*Data provided*.
↓
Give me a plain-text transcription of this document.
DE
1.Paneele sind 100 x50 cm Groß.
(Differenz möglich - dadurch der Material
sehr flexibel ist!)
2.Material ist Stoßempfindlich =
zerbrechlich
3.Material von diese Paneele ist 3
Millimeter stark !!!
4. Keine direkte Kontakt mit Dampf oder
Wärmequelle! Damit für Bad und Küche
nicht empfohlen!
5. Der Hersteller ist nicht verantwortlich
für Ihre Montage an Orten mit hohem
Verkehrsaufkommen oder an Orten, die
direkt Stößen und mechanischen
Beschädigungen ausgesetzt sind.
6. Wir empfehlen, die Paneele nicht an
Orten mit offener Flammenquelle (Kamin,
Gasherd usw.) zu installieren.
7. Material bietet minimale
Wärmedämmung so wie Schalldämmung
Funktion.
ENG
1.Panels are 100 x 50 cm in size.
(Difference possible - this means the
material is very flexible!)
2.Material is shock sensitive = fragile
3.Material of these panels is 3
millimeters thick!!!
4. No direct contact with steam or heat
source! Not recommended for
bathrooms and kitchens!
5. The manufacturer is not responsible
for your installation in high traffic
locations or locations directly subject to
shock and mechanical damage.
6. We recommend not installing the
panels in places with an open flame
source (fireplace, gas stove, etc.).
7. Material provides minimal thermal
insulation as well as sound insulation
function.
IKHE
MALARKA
↑
↓
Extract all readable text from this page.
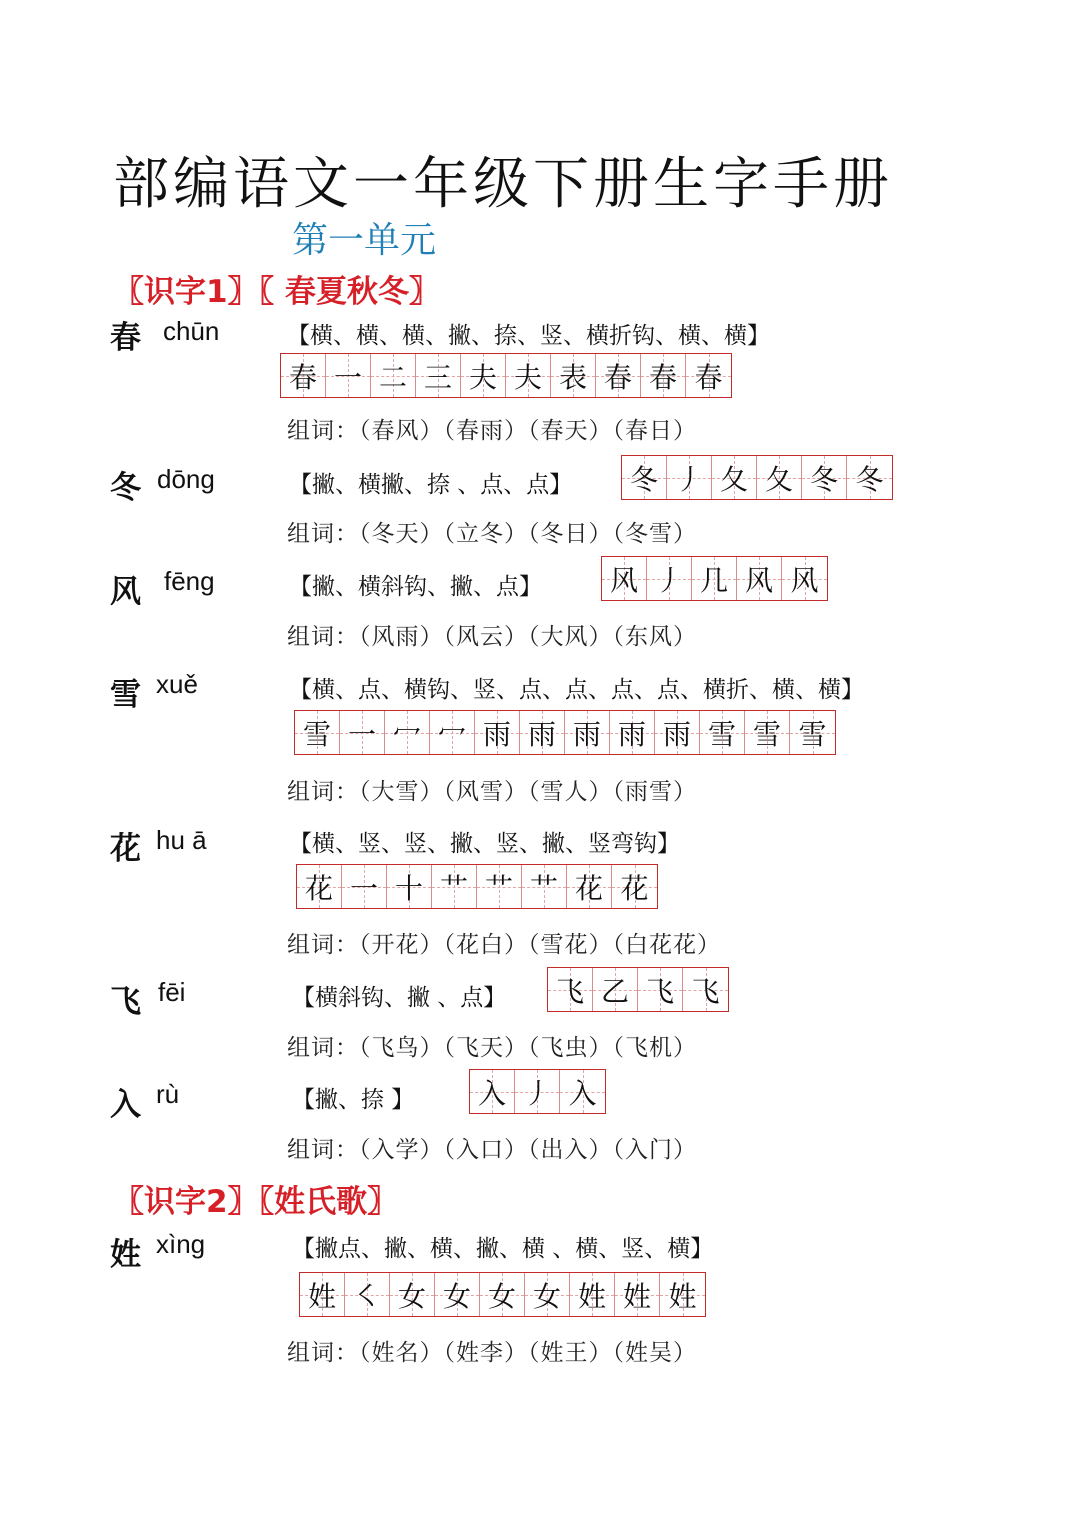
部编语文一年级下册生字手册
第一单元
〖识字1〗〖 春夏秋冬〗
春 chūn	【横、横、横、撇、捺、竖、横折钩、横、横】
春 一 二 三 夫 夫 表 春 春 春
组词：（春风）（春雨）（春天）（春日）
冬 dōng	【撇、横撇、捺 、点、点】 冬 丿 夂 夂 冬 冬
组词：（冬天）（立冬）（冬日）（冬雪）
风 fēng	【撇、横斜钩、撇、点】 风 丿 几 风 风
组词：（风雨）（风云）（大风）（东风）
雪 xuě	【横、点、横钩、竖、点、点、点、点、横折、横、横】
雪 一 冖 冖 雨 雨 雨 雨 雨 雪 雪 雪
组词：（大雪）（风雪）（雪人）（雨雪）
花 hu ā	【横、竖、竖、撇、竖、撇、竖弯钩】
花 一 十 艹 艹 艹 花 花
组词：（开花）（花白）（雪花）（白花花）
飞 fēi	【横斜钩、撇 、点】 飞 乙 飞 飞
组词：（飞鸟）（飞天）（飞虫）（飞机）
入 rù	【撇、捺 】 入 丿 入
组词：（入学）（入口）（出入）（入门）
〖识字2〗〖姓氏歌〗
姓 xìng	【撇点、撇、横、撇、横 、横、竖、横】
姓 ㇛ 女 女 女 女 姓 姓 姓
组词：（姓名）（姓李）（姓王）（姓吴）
↑
↓
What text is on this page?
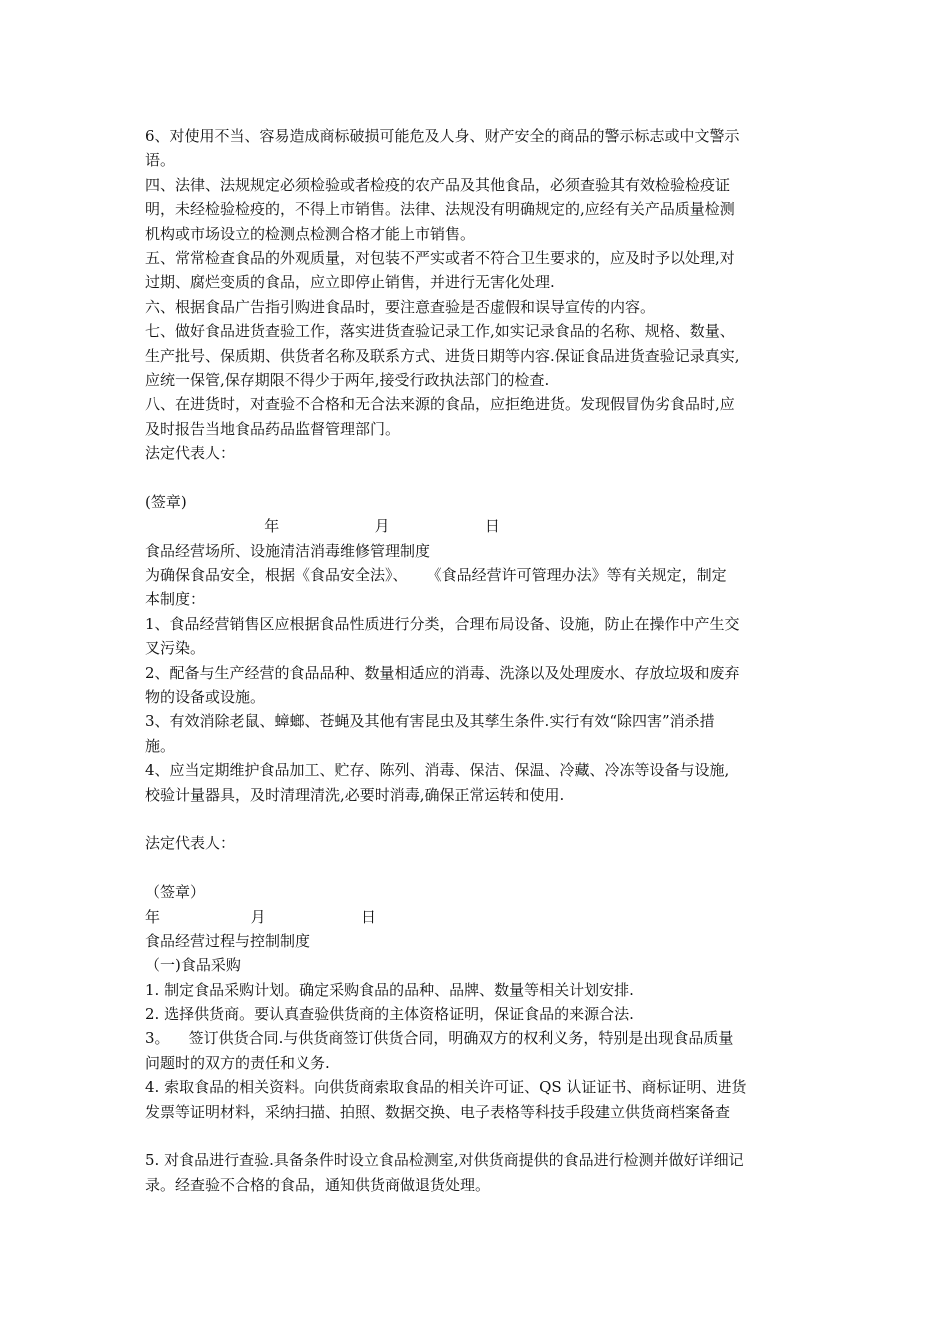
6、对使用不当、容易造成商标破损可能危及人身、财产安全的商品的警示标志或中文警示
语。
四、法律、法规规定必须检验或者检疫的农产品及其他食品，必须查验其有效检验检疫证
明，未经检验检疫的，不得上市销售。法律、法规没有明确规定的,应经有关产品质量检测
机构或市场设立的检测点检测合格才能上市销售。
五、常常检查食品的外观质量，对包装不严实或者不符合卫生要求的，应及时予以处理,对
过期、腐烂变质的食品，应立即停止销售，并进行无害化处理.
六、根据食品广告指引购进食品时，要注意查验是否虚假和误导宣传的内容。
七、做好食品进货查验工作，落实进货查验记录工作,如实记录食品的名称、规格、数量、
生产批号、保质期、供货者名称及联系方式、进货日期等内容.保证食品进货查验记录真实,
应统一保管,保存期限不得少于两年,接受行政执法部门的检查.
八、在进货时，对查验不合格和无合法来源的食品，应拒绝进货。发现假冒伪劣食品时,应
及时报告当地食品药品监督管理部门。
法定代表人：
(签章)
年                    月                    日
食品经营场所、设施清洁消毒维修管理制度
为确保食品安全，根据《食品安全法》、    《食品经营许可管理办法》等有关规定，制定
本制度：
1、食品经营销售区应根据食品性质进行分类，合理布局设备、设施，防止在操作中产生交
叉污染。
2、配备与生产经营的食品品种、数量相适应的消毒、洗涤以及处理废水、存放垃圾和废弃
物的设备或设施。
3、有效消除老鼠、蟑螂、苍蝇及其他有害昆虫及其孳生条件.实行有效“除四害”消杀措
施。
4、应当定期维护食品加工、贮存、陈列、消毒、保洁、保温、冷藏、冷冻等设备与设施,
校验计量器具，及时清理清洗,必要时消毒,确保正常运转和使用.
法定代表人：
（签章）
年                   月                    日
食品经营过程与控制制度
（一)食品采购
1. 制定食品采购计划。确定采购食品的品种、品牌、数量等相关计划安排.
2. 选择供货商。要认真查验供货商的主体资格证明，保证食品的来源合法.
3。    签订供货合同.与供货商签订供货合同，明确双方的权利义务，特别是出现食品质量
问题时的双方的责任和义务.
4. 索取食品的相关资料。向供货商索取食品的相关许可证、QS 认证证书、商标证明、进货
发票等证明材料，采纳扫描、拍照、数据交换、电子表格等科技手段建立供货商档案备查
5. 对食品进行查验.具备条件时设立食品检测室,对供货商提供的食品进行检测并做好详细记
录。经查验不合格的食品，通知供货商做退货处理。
↑
*Short problem*. Find the string "nicht" in the entries above and return each line that holds it.

*Worked solution*.
nicht empfohlen!
5. Der Hersteller ist nicht verantwortlich
6. Wir empfehlen, die Paneele nicht an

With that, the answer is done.